TEXTO ->
★ ★ ★ ★
En el estreno oficial Lew deslumbró con 56 puntos (23 de 32 en el tiro) en la victoria 105-90 sobre USC. El siguiente rival, Duke le sobremarcó y “sólo” hizo 19 puntos en un nuevo repaso 88-54. Esa fue la tónica general: o anotaba una barbaridad (frente a Washington elevó la marca a los 61 puntos) o con su meridiana lectura de juego ponía el balón al compañero mejor situado para un lanzamiento cómodo. Sus promedios resultaron brutales: 29 puntos, 15,5 rebotes y un acierto del 68,3% en el tiro. En las semifinales en Lousville, le esperaba Elvin Hayes que le trató de intimidar: “¡Vigile esto!”, le decía señalándole la pelota como si le fuera enseñar a jugar, pero no se arredró y le plantó 5 gorros para un resultado (73-58) sin paliativos. Dayton en la final tampoco fue rival (79-64). Un cinco de pipiolos, con 4 sophomores (Alcindor, Allen, Heitz y Shackelford) y un junior, Mike Warren, famoso en el futuro por su papel de policía en “Canción triste de Hill Street”, más dos reservas de garantías (Sweek y Nielsen) obtuvieron el campeonato del 67 permaneciendo invictos (30-0).
★ ★ ★ ★
MATERIAL FACILITADO ->
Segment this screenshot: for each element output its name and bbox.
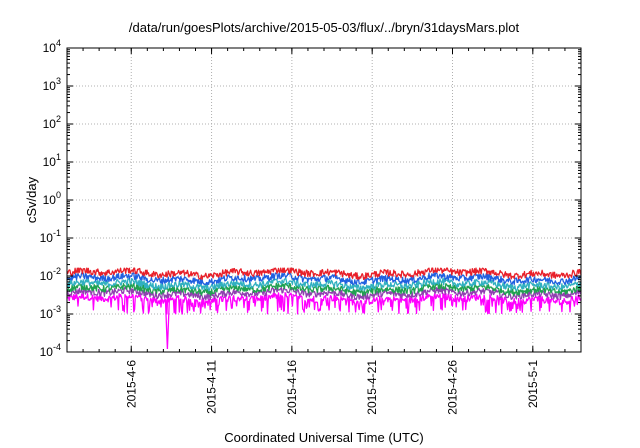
y-axis: 104 103 102 101 100 10-1 10-2 10-3 10-4 (40, 38, 581, 359)
x-tick-label: 2015-4-16 (285, 360, 299, 415)
y-tick-label: 103 (43, 76, 61, 93)
y-tick-label: 10-4 (40, 342, 61, 359)
y-tick-label: 10-3 (40, 304, 61, 321)
x-tick-label: 2015-4-26 (446, 360, 460, 415)
y-tick-label: 10-1 (40, 228, 61, 245)
x-tick-label: 2015-4-6 (124, 360, 138, 408)
x-axis: 2015-4-6 2015-4-11 2015-4-16 2015-4-21 2015-… (82, 48, 566, 415)
x-tick-label: 2015-4-21 (365, 360, 379, 415)
y-tick-label: 104 (43, 38, 61, 55)
series-spike (164, 298, 171, 350)
y-tick-label: 10-2 (40, 266, 61, 283)
series-layer (66, 267, 582, 350)
y-axis-label: cSv/day (24, 176, 39, 223)
y-tick-label: 102 (43, 114, 61, 131)
series-line (66, 282, 582, 297)
series-line (66, 272, 582, 286)
y-tick-label: 100 (43, 190, 61, 207)
y-tick-label: 101 (43, 152, 61, 169)
x-tick-label: 2015-4-11 (205, 360, 219, 414)
series-line (66, 267, 582, 281)
x-axis-label: Coordinated Universal Time (UTC) (224, 430, 423, 445)
series-line (67, 291, 582, 315)
chart-title: /data/run/goesPlots/archive/2015-05-03/f… (129, 20, 520, 35)
series-line (66, 277, 582, 292)
x-tick-label: 2015-5-1 (526, 360, 540, 408)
★ ★ ★ ★
CONSIGNA A ->
En el texto sobre el campeonato del 67, ¿con qué marcador terminó la final contra Dayton?
CONSIGNA B ->
Retoma el texto sobre el campeonato del 67 y continúalo a partir de su última frase.

RESPUESTA A ->
79-64.

RESPUESTA B ->
“El partido del siglo”

Hayes no se tomó bien la derrota y se despachó con acidez en Sports Illustrated contra Alcindor: “Él no es bastante agresivo en los tableros, particularmente en la ofensiva. Defensivamente está inactivo y no reacciona cuando está apurado”. La rivalidad estaba servida y el reencuentro no iba a tardar en llegar en la temporada siguiente. Ocho días antes del choque Lew sufrió un golpe en la córnea frente a California. Se retiró del partido con 44 puntos y no pudo disputar los dos siguientes. Permaneció con el ojo vendado en una habitación sin poder siquiera entrenar. Las ansias le hicieron jugar en un abarrotado Astrodome de Houston (55.000 personas), pero a los 5 minutos estaba agotado y con serios problemas de visión. Muy disminuido, anotó 4 lanzamientos de 18 intentos para 15 tantos y fue un muñeco en manos de Hayes, que se fue hasta los 39 puntos. Con todo, la diferencia fue pírrica (71-69). La prensa se ensañó, pero Wooden no daba su brazo a torcer: “Pese a lo visto, no cambiaría a Alcindor por Hayes”.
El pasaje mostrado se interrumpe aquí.